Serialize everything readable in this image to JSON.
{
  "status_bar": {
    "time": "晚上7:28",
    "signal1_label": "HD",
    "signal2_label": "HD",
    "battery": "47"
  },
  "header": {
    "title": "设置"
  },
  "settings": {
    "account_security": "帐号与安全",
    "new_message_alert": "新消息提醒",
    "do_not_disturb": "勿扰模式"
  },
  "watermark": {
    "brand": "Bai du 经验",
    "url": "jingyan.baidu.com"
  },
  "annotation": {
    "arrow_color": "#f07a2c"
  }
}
_ _ _ _ _
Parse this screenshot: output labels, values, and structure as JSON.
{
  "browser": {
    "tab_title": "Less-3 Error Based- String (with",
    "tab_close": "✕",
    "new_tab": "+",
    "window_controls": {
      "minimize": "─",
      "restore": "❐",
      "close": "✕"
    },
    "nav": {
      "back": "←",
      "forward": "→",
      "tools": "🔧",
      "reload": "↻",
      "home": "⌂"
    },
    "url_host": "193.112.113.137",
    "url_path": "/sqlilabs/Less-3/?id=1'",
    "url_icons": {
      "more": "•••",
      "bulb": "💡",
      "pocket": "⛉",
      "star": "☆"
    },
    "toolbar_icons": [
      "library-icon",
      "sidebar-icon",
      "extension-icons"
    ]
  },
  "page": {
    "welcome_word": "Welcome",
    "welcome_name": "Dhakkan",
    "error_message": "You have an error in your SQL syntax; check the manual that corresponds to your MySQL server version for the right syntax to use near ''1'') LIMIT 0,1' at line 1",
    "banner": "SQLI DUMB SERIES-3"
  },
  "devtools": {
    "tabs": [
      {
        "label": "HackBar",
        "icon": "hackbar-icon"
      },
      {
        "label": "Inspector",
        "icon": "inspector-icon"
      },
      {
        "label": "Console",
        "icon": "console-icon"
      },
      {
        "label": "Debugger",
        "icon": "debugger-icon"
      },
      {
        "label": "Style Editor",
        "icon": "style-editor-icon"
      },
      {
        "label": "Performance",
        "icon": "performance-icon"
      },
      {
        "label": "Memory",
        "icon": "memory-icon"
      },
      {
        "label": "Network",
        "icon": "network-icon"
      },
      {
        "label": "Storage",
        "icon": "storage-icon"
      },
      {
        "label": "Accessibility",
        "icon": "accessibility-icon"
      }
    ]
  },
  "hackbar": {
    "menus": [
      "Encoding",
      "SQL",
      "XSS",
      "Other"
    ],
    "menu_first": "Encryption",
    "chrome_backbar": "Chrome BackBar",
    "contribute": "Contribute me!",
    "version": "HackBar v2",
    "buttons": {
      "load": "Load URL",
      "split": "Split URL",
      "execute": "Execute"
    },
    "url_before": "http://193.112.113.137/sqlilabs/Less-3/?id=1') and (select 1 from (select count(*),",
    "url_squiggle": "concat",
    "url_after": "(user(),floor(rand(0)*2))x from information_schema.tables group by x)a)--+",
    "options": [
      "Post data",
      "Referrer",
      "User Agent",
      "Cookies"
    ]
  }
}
_ _ _ _ _
Go through the listing above and pull out each line containing the word "this".

Right answer:
Serialize everything readable in this image to JSON.
Parse this screenshot: output labels, values, and structure as JSON.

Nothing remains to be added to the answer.